>>>
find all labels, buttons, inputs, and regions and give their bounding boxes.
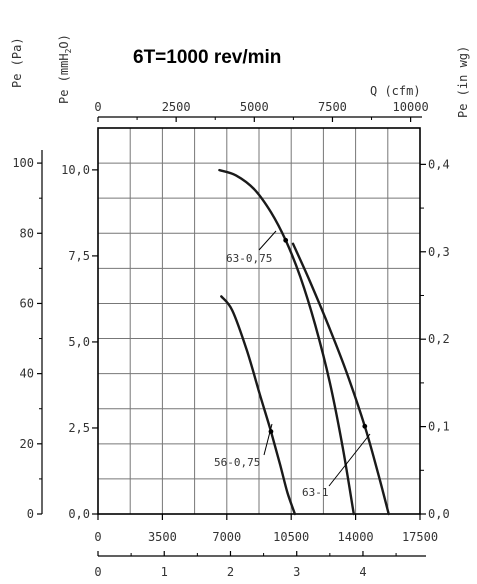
inwg-axis-label: Pe (in wg)	[456, 46, 470, 118]
m3s-tick-label: 1	[161, 565, 168, 579]
inwg-tick-label: 0,4	[428, 157, 450, 171]
inwg-tick-label: 0,1	[428, 420, 450, 434]
curve-marker-63-1	[362, 423, 368, 429]
label-leader-63-075	[258, 230, 277, 251]
curve-marker-63-0-75	[283, 237, 289, 243]
pa-tick-label: 20	[20, 437, 34, 451]
m3s-tick-label: 2	[227, 565, 234, 579]
grid	[98, 128, 420, 514]
mmh2o-tick-label: 0,0	[68, 507, 90, 521]
inwg-tick-label: 0,3	[428, 245, 450, 259]
mmh2o-tick-label: 7,5	[68, 249, 90, 263]
cfm-tick-label: 0	[94, 100, 101, 114]
cfm-tick-label: 10000	[393, 100, 429, 114]
label-leader-63-1	[328, 433, 371, 487]
cfm-tick-label: 2500	[162, 100, 191, 114]
m3h-tick-label: 3500	[148, 530, 177, 544]
chart-title: 6T=1000 rev/min	[133, 47, 281, 68]
plot-frame	[97, 127, 421, 515]
m3h-tick-label: 0	[94, 530, 101, 544]
cfm-tick-label: 7500	[318, 100, 347, 114]
label-leader-56-075	[263, 423, 273, 456]
pa-tick-label: 0	[27, 507, 34, 521]
axes: 0204060801000,02,55,07,510,00,00,10,20,3…	[12, 100, 449, 579]
curve-63-0-75	[218, 168, 355, 516]
mmh2o-tick-label: 5,0	[68, 335, 90, 349]
m3h-tick-label: 7000	[212, 530, 241, 544]
mmh2o-tick-label: 2,5	[68, 421, 90, 435]
pa-tick-label: 40	[20, 367, 34, 381]
mmh2o-tick-label: 10,0	[61, 163, 90, 177]
performance-curves	[218, 168, 390, 516]
pa-tick-label: 60	[20, 296, 34, 310]
pa-tick-label: 100	[12, 156, 34, 170]
series-label-63-075: 63-0,75	[226, 252, 272, 265]
m3s-tick-label: 0	[94, 565, 101, 579]
m3h-tick-label: 10500	[273, 530, 309, 544]
m3h-tick-label: 17500	[402, 530, 438, 544]
curve-63-1	[291, 242, 390, 516]
inwg-tick-label: 0,2	[428, 332, 450, 346]
m3s-tick-label: 3	[293, 565, 300, 579]
cfm-tick-label: 5000	[240, 100, 269, 114]
pa-tick-label: 80	[20, 226, 34, 240]
mmh2o-axis-label: Pe (mmH2O)	[57, 34, 73, 104]
cfm-axis-label: Q (cfm)	[370, 84, 421, 98]
inwg-tick-label: 0,0	[428, 507, 450, 521]
pa-axis-label: Pe (Pa)	[10, 37, 24, 88]
series-label-63-1: 63-1	[302, 486, 329, 499]
m3h-tick-label: 14000	[338, 530, 374, 544]
series-label-56-075: 56-0,75	[214, 456, 260, 469]
curve-56-0-75	[220, 295, 297, 516]
m3s-tick-label: 4	[359, 565, 366, 579]
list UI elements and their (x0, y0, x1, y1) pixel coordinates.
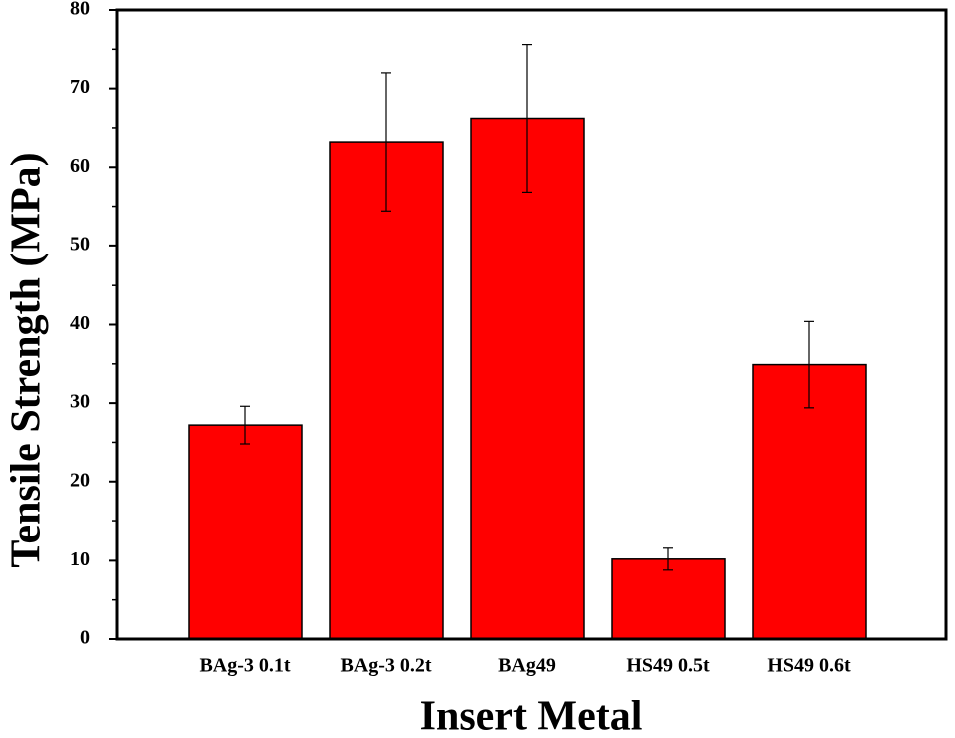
error-bar (804, 320, 814, 409)
x-axis-title: Insert Metal (420, 694, 643, 738)
y-tick-label: 50 (70, 233, 90, 255)
bar (470, 117, 585, 640)
error-bar (522, 43, 532, 194)
x-tick-label: BAg49 (498, 655, 556, 677)
plot-frame (115, 8, 948, 641)
bar (752, 363, 867, 640)
y-tick-label: 60 (70, 155, 90, 177)
y-tick-label: 70 (70, 76, 90, 98)
y-tick-label: 0 (80, 627, 90, 649)
x-tick-label: HS49 0.6t (767, 655, 851, 677)
y-tick-label: 10 (70, 548, 90, 570)
x-tick-label: BAg-3 0.2t (340, 655, 431, 677)
x-tick-label: BAg-3 0.1t (199, 655, 290, 677)
x-tick-label: HS49 0.5t (626, 655, 710, 677)
error-bar (240, 405, 250, 445)
bar (329, 141, 444, 640)
y-axis-title: Tensile Strength (MPa) (4, 152, 50, 567)
y-tick-label: 20 (70, 469, 90, 491)
y-tick-label: 80 (70, 0, 90, 20)
y-tick-label: 30 (70, 391, 90, 413)
bar (611, 558, 726, 640)
bar (188, 424, 303, 640)
y-tick-label: 40 (70, 312, 90, 334)
error-bar (381, 72, 391, 212)
error-bar (663, 547, 673, 571)
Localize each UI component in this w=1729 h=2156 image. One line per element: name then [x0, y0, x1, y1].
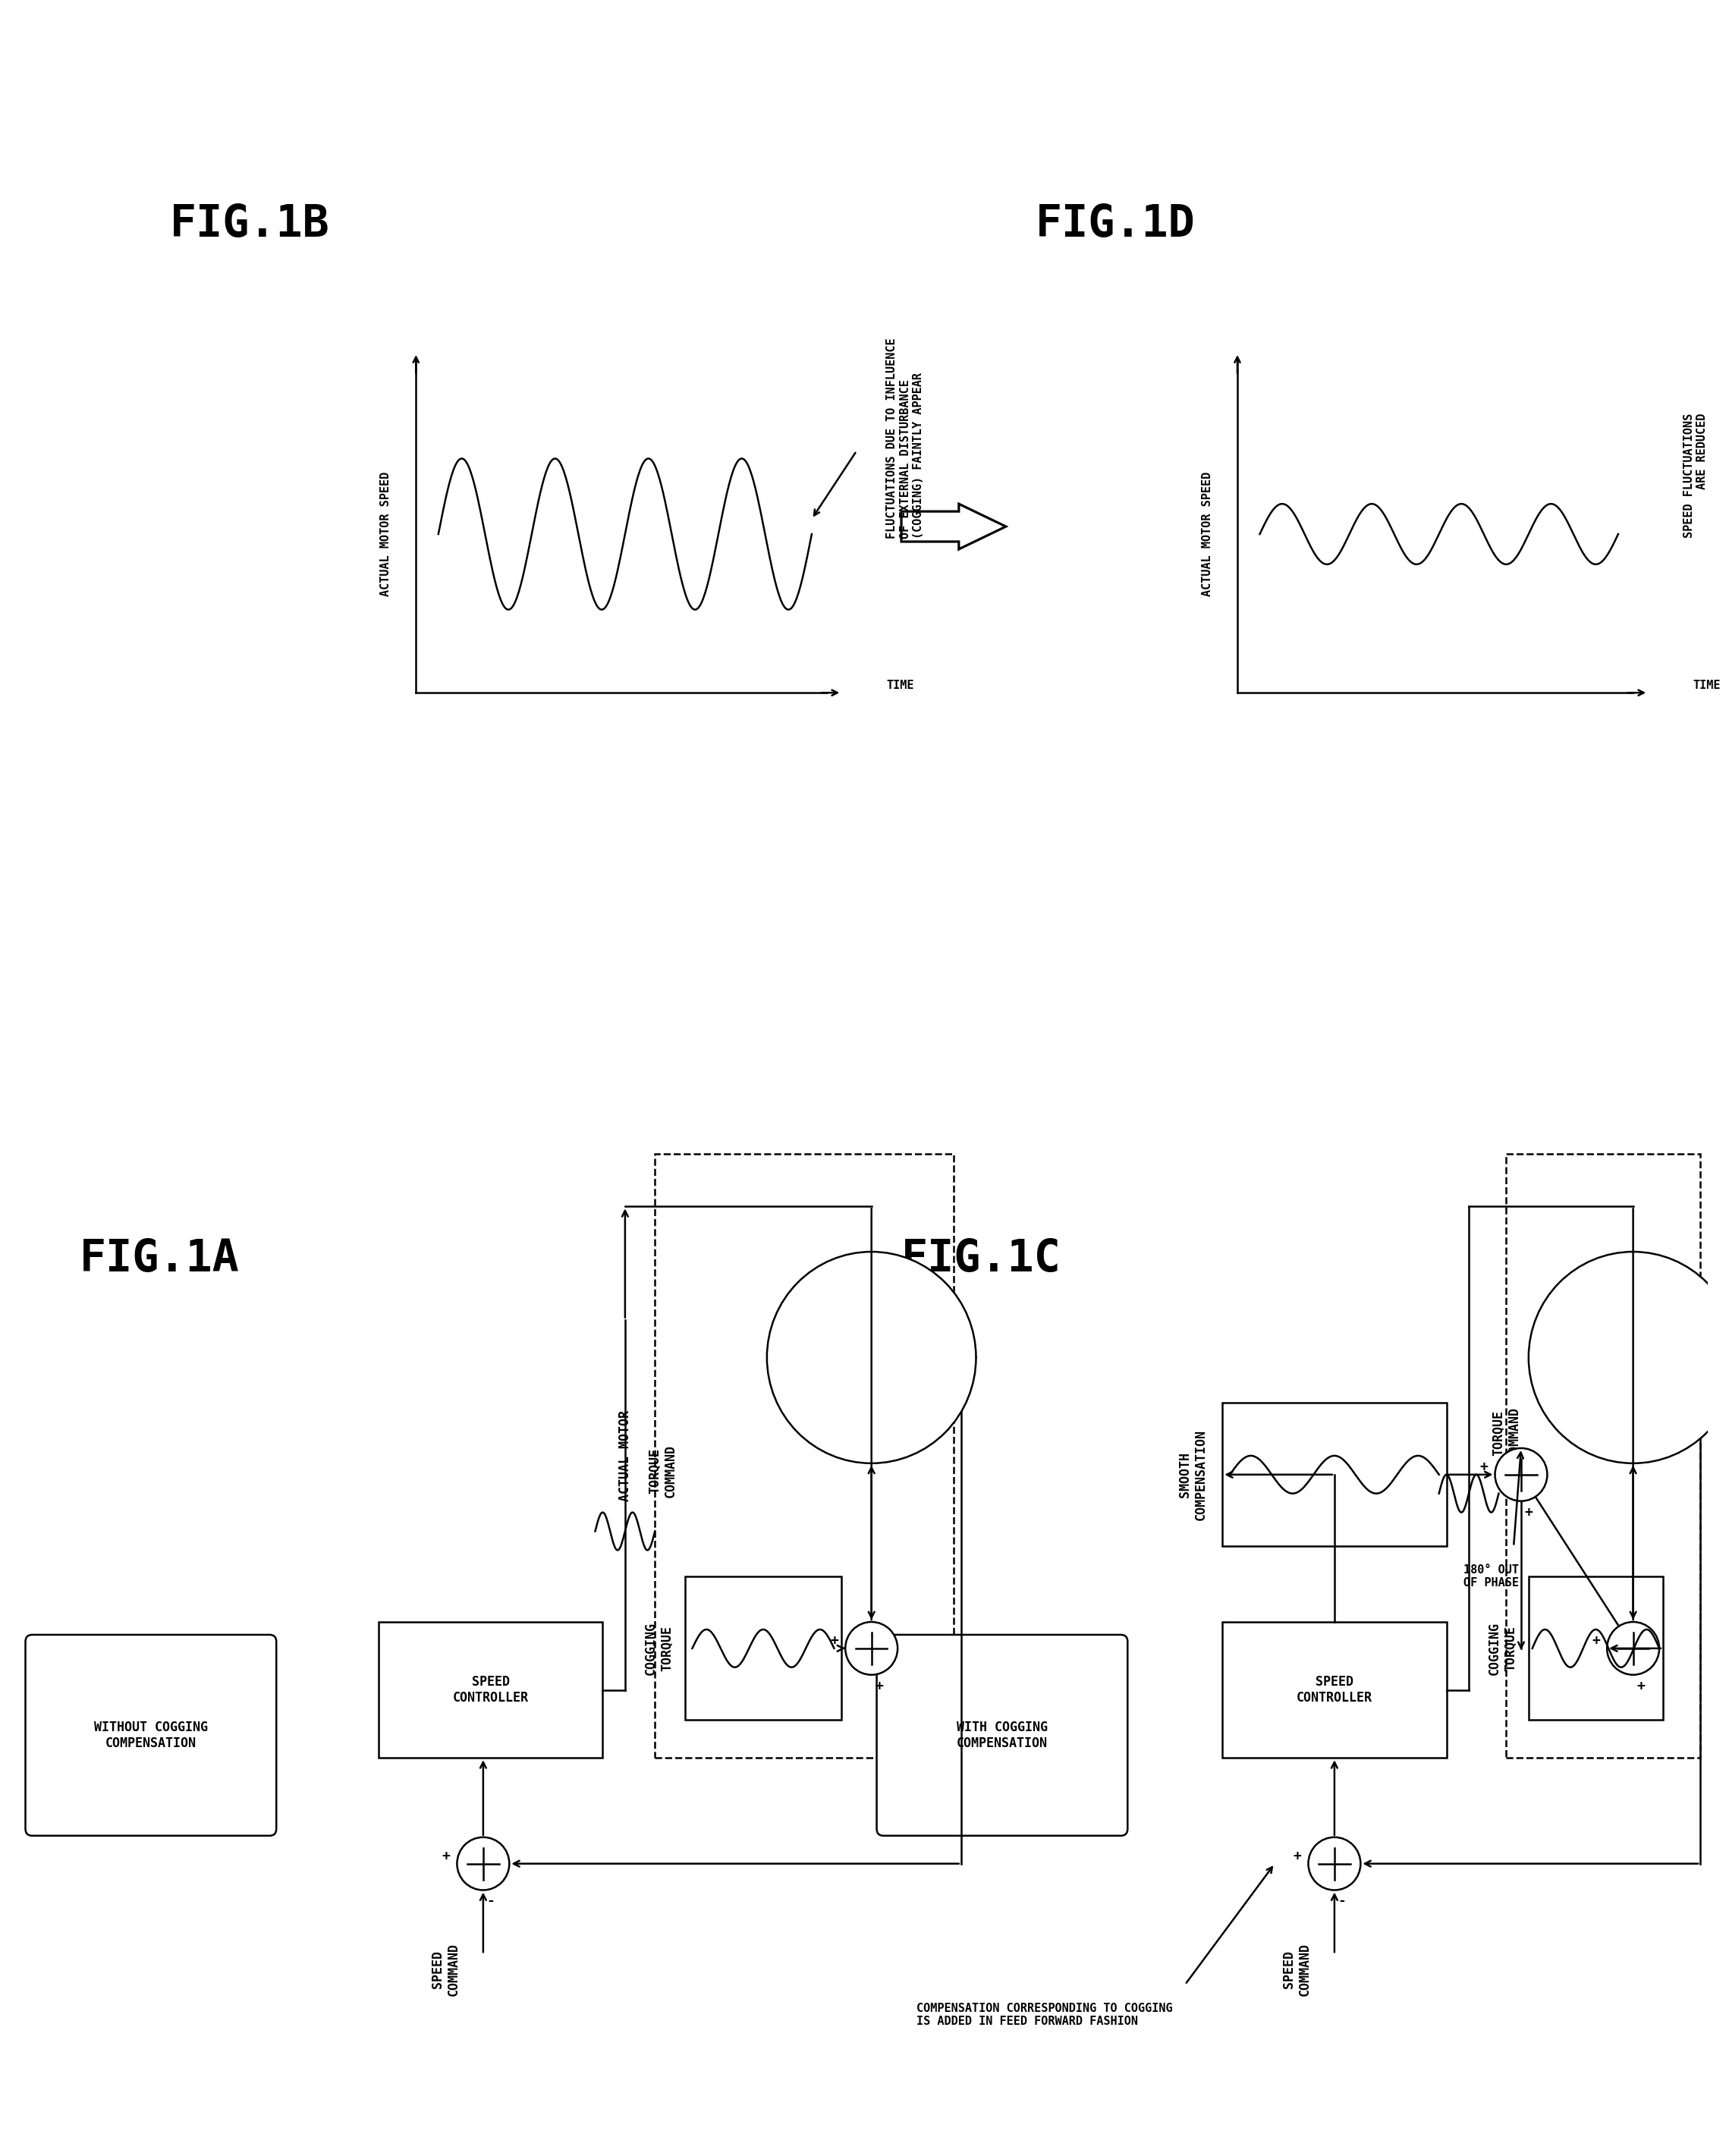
Text: SPEED
COMMAND: SPEED COMMAND: [431, 1943, 460, 1996]
Text: SPEED
CONTROLLER: SPEED CONTROLLER: [1297, 1675, 1373, 1705]
Text: SPEED
CONTROLLER: SPEED CONTROLLER: [453, 1675, 529, 1705]
Text: COMPENSATION CORRESPONDING TO COGGING
IS ADDED IN FEED FORWARD FASHION: COMPENSATION CORRESPONDING TO COGGING IS…: [916, 2003, 1172, 2027]
Text: WITHOUT COGGING
COMPENSATION: WITHOUT COGGING COMPENSATION: [93, 1720, 207, 1751]
Text: SPEED
COMMAND: SPEED COMMAND: [1283, 1943, 1312, 1996]
Text: +: +: [441, 1850, 450, 1863]
Circle shape: [1528, 1253, 1729, 1464]
Text: IDEAL
MOTOR: IDEAL MOTOR: [852, 1343, 890, 1371]
Circle shape: [1606, 1621, 1660, 1675]
Bar: [1222, 1404, 1447, 1546]
Text: FIG.1C: FIG.1C: [901, 1238, 1062, 1281]
Text: FIG.1D: FIG.1D: [1036, 203, 1196, 246]
Text: -: -: [486, 1895, 494, 1908]
Bar: [1222, 1621, 1447, 1757]
Circle shape: [1496, 1449, 1547, 1501]
Text: ACTUAL MOTOR: ACTUAL MOTOR: [619, 1410, 631, 1501]
Circle shape: [768, 1253, 975, 1464]
Circle shape: [456, 1837, 510, 1891]
Bar: [685, 1576, 842, 1720]
Text: TORQUE
COMMAND: TORQUE COMMAND: [1492, 1406, 1522, 1460]
Circle shape: [845, 1621, 897, 1675]
Text: IDEAL
MOTOR: IDEAL MOTOR: [1615, 1343, 1653, 1371]
Text: -: -: [1338, 1895, 1345, 1908]
Text: COGGING
TORQUE: COGGING TORQUE: [1487, 1621, 1516, 1675]
Text: +: +: [1592, 1634, 1599, 1647]
Text: FLUCTUATIONS DUE TO INFLUENCE
OF EXTERNAL DISTURBANCE
(COGGING) FAINTLY APPEAR: FLUCTUATIONS DUE TO INFLUENCE OF EXTERNA…: [887, 338, 925, 539]
Text: ACTUAL MOTOR SPEED: ACTUAL MOTOR SPEED: [1202, 472, 1214, 597]
Text: SPEED FLUCTUATIONS
ARE REDUCED: SPEED FLUCTUATIONS ARE REDUCED: [1684, 414, 1708, 537]
Text: FIG.1B: FIG.1B: [169, 203, 330, 246]
Text: TIME: TIME: [887, 679, 915, 690]
Text: FIG.1A: FIG.1A: [80, 1238, 240, 1281]
Text: +: +: [1525, 1505, 1532, 1520]
Text: TIME: TIME: [1693, 679, 1720, 690]
Bar: [1506, 1153, 1700, 1757]
Text: 180° OUT
OF PHASE: 180° OUT OF PHASE: [1463, 1565, 1520, 1589]
FancyBboxPatch shape: [877, 1634, 1127, 1835]
Text: ACTUAL MOTOR SPEED: ACTUAL MOTOR SPEED: [380, 472, 392, 597]
Text: +: +: [1293, 1850, 1302, 1863]
Text: WITH COGGING
COMPENSATION: WITH COGGING COMPENSATION: [956, 1720, 1048, 1751]
Text: +: +: [875, 1680, 884, 1692]
Text: COGGING
TORQUE: COGGING TORQUE: [643, 1621, 673, 1675]
Text: +: +: [830, 1634, 839, 1647]
Text: +: +: [1636, 1680, 1644, 1692]
Bar: [1528, 1576, 1663, 1720]
Text: SMOOTH
COMPENSATION: SMOOTH COMPENSATION: [1177, 1429, 1207, 1520]
Circle shape: [1309, 1837, 1361, 1891]
Bar: [379, 1621, 603, 1757]
Bar: [655, 1153, 954, 1757]
Text: TORQUE
COMMAND: TORQUE COMMAND: [648, 1445, 678, 1498]
Text: +: +: [1480, 1460, 1489, 1475]
FancyBboxPatch shape: [26, 1634, 277, 1835]
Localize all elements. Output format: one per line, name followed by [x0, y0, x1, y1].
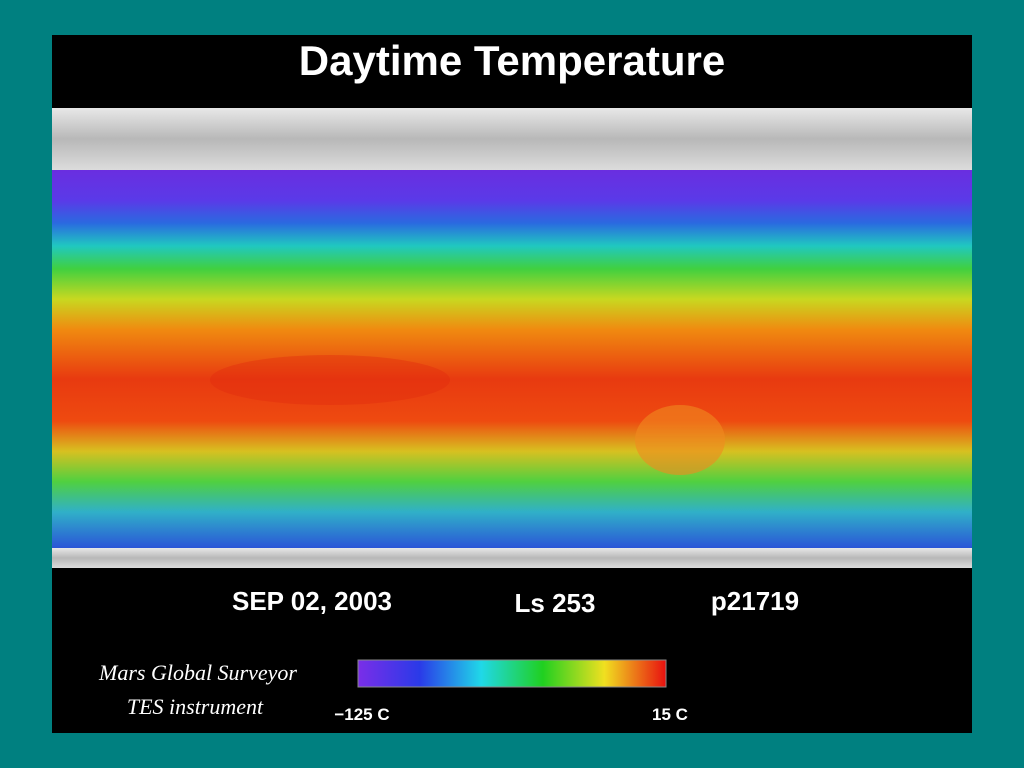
<<<
The problem:
Count the lines above that contain the word "ACTUAL", with case significant, and give only the number.

Result of the task:
3